**What the task asks:**
Which lines hold the word "JSON"? Copy each one.

┌──

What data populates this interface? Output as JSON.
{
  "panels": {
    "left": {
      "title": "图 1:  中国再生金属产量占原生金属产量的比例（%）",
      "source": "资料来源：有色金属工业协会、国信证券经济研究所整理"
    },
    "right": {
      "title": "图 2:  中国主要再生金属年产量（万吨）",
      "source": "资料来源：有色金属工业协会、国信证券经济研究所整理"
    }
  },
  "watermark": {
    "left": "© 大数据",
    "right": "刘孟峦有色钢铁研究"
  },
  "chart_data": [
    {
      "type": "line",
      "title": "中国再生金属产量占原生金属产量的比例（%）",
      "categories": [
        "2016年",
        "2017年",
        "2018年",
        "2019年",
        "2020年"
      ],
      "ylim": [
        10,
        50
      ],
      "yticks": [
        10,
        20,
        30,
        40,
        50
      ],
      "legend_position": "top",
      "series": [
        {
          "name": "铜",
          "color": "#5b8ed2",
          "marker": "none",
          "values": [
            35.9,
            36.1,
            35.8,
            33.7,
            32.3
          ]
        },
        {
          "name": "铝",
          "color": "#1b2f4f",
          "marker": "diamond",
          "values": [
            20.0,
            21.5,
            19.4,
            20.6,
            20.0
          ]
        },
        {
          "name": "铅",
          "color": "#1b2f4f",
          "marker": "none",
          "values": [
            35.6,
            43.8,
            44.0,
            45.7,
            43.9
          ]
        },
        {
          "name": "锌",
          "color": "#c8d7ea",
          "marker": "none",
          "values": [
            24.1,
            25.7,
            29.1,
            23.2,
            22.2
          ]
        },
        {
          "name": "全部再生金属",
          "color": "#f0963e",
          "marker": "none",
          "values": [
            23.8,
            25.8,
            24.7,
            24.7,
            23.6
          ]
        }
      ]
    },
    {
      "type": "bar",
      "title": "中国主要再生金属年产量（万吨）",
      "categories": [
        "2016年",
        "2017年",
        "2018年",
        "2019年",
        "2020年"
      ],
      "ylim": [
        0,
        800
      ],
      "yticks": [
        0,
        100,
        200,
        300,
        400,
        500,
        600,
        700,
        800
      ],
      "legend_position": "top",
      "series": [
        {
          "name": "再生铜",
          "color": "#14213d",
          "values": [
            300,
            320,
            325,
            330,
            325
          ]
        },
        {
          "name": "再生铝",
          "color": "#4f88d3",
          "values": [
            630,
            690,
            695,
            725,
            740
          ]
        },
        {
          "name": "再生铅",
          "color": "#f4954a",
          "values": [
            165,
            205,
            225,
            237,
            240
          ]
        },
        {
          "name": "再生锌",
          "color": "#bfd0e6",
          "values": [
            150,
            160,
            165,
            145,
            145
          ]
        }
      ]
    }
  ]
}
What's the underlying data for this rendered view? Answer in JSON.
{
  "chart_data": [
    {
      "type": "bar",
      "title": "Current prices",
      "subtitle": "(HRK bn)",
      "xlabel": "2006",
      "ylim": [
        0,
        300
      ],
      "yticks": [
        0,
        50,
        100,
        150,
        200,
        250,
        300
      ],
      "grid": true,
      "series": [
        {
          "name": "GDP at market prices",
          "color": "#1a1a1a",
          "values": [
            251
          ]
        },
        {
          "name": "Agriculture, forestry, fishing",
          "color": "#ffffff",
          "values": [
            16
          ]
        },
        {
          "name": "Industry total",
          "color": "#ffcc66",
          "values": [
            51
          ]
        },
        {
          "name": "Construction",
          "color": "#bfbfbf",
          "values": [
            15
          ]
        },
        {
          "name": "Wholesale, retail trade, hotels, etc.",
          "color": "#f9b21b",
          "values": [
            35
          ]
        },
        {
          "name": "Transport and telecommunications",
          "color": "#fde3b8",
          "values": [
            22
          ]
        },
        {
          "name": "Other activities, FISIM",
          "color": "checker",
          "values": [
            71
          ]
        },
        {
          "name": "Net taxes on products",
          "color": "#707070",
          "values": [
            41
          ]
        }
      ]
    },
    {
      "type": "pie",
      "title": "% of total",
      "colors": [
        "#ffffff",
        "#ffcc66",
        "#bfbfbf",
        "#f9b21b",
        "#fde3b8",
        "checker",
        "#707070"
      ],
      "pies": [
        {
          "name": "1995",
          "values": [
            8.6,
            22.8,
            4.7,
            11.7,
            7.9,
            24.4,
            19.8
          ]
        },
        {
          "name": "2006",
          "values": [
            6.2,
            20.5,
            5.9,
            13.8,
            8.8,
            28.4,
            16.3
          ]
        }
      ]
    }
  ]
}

└──

**Answer to this task:**
What data populates this interface? Output as JSON.
What's the underlying data for this rendered view? Answer in JSON.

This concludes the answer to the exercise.